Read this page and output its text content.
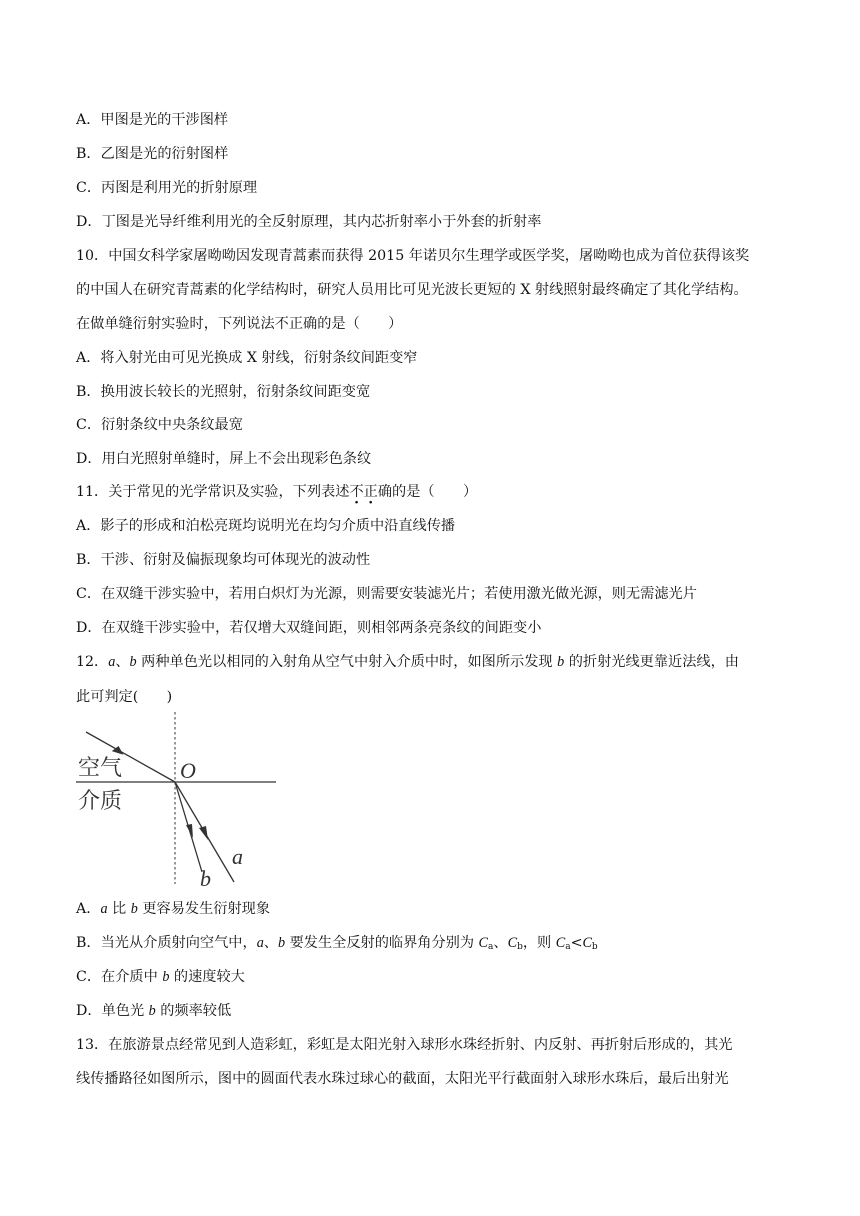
A．甲图是光的干涉图样
B．乙图是光的衍射图样
C．丙图是利用光的折射原理
D．丁图是光导纤维利用光的全反射原理，其内芯折射率小于外套的折射率
10．中国女科学家屠呦呦因发现青蒿素而获得 2015 年诺贝尔生理学或医学奖，屠呦呦也成为首位获得该奖
的中国人在研究青蒿素的化学结构时，研究人员用比可见光波长更短的 X 射线照射最终确定了其化学结构。
在做单缝衍射实验时，下列说法不正确的是（　　）
A．将入射光由可见光换成 X 射线，衍射条纹间距变窄
B．换用波长较长的光照射，衍射条纹间距变宽
C．衍射条纹中央条纹最宽
D．用白光照射单缝时，屏上不会出现彩色条纹
11．关于常见的光学常识及实验，下列表述不正确的是（　　）
A．影子的形成和泊松亮斑均说明光在均匀介质中沿直线传播
B．干涉、衍射及偏振现象均可体现光的波动性
C．在双缝干涉实验中，若用白炽灯为光源，则需要安装滤光片；若使用激光做光源，则无需滤光片
D．在双缝干涉实验中，若仅增大双缝间距，则相邻两条亮条纹的间距变小
12．a、b 两种单色光以相同的入射角从空气中射入介质中时，如图所示发现 b 的折射光线更靠近法线，由
此可判定(　　)
空气
介质
O
a
b
A．a 比 b 更容易发生衍射现象
B．当光从介质射向空气中，a、b 要发生全反射的临界角分别为 $C_a$、$C_b$，则 $C_a<C_b$
C．在介质中 b 的速度较大
D．单色光 b 的频率较低
13．在旅游景点经常见到人造彩虹，彩虹是太阳光射入球形水珠经折射、内反射、再折射后形成的，其光
线传播路径如图所示，图中的圆面代表水珠过球心的截面，太阳光平行截面射入球形水珠后，最后出射光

..............................

Quote the records in full and exactly; skip any image.

- _Written solution_:
Read this page and output its text content.
A．甲图是光的干涉图样
B．乙图是光的衍射图样
C．丙图是利用光的折射原理
D．丁图是光导纤维利用光的全反射原理，其内芯折射率小于外套的折射率
10．中国女科学家屠呦呦因发现青蒿素而获得 2015 年诺贝尔生理学或医学奖，屠呦呦也成为首位获得该奖
的中国人在研究青蒿素的化学结构时，研究人员用比可见光波长更短的 X 射线照射最终确定了其化学结构。
在做单缝衍射实验时，下列说法不正确的是（　　）
A．将入射光由可见光换成 X 射线，衍射条纹间距变窄
B．换用波长较长的光照射，衍射条纹间距变宽
C．衍射条纹中央条纹最宽
D．用白光照射单缝时，屏上不会出现彩色条纹
11．关于常见的光学常识及实验，下列表述不正确的是（　　）
A．影子的形成和泊松亮斑均说明光在均匀介质中沿直线传播
B．干涉、衍射及偏振现象均可体现光的波动性
C．在双缝干涉实验中，若用白炽灯为光源，则需要安装滤光片；若使用激光做光源，则无需滤光片
D．在双缝干涉实验中，若仅增大双缝间距，则相邻两条亮条纹的间距变小
12．a、b 两种单色光以相同的入射角从空气中射入介质中时，如图所示发现 b 的折射光线更靠近法线，由
此可判定(　　)
空气
介质
O
a
b
A．a 比 b 更容易发生衍射现象
B．当光从介质射向空气中，a、b 要发生全反射的临界角分别为 $C_a$、$C_b$，则 $C_a<C_b$
C．在介质中 b 的速度较大
D．单色光 b 的频率较低
13．在旅游景点经常见到人造彩虹，彩虹是太阳光射入球形水珠经折射、内反射、再折射后形成的，其光
线传播路径如图所示，图中的圆面代表水珠过球心的截面，太阳光平行截面射入球形水珠后，最后出射光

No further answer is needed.